* What this task involves:
Retype the material that follows, keeping every word as it is.

* Records from a collection:
────────

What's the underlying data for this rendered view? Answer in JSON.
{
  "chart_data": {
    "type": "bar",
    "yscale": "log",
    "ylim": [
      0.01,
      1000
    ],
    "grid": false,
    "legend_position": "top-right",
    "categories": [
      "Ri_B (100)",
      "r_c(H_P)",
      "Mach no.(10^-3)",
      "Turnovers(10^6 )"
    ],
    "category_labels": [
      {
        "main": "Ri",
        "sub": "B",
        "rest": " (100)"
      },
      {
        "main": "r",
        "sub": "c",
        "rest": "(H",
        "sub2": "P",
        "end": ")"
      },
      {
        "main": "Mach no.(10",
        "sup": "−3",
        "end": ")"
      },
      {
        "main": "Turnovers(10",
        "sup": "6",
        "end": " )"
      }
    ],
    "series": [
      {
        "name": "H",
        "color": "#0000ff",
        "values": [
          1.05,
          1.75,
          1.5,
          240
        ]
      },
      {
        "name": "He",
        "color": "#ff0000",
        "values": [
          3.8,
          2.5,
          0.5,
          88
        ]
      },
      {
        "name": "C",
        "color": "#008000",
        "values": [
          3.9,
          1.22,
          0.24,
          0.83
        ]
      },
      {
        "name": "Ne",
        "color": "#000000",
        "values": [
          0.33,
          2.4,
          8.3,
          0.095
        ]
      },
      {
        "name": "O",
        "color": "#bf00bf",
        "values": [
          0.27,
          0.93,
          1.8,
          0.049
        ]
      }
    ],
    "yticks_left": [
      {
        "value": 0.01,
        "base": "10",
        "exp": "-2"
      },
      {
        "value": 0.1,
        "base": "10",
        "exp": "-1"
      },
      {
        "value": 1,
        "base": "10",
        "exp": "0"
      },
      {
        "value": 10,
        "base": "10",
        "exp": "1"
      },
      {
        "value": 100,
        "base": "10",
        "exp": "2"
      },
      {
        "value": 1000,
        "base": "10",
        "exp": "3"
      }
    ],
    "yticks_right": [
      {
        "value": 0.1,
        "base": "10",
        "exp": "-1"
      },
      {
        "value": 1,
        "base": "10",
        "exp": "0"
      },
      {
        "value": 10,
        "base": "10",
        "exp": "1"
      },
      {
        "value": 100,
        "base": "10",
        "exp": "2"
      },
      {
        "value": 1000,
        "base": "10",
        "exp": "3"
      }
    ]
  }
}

────────

* Complete response:
What's the underlying data for this rendered view? Answer in JSON.
{
  "chart_data": {
    "type": "bar",
    "yscale": "log",
    "ylim": [
      0.01,
      1000
    ],
    "grid": false,
    "legend_position": "top-right",
    "categories": [
      "Ri_B (100)",
      "r_c(H_P)",
      "Mach no.(10^-3)",
      "Turnovers(10^6 )"
    ],
    "category_labels": [
      {
        "main": "Ri",
        "sub": "B",
        "rest": " (100)"
      },
      {
        "main": "r",
        "sub": "c",
        "rest": "(H",
        "sub2": "P",
        "end": ")"
      },
      {
        "main": "Mach no.(10",
        "sup": "−3",
        "end": ")"
      },
      {
        "main": "Turnovers(10",
        "sup": "6",
        "end": " )"
      }
    ],
    "series": [
      {
        "name": "H",
        "color": "#0000ff",
        "values": [
          1.05,
          1.75,
          1.5,
          240
        ]
      },
      {
        "name": "He",
        "color": "#ff0000",
        "values": [
          3.8,
          2.5,
          0.5,
          88
        ]
      },
      {
        "name": "C",
        "color": "#008000",
        "values": [
          3.9,
          1.22,
          0.24,
          0.83
        ]
      },
      {
        "name": "Ne",
        "color": "#000000",
        "values": [
          0.33,
          2.4,
          8.3,
          0.095
        ]
      },
      {
        "name": "O",
        "color": "#bf00bf",
        "values": [
          0.27,
          0.93,
          1.8,
          0.049
        ]
      }
    ],
    "yticks_left": [
      {
        "value": 0.01,
        "base": "10",
        "exp": "-2"
      },
      {
        "value": 0.1,
        "base": "10",
        "exp": "-1"
      },
      {
        "value": 1,
        "base": "10",
        "exp": "0"
      },
      {
        "value": 10,
        "base": "10",
        "exp": "1"
      },
      {
        "value": 100,
        "base": "10",
        "exp": "2"
      },
      {
        "value": 1000,
        "base": "10",
        "exp": "3"
      }
    ],
    "yticks_right": [
      {
        "value": 0.1,
        "base": "10",
        "exp": "-1"
      },
      {
        "value": 1,
        "base": "10",
        "exp": "0"
      },
      {
        "value": 10,
        "base": "10",
        "exp": "1"
      },
      {
        "value": 100,
        "base": "10",
        "exp": "2"
      },
      {
        "value": 1000,
        "base": "10",
        "exp": "3"
      }
    ]
  }
}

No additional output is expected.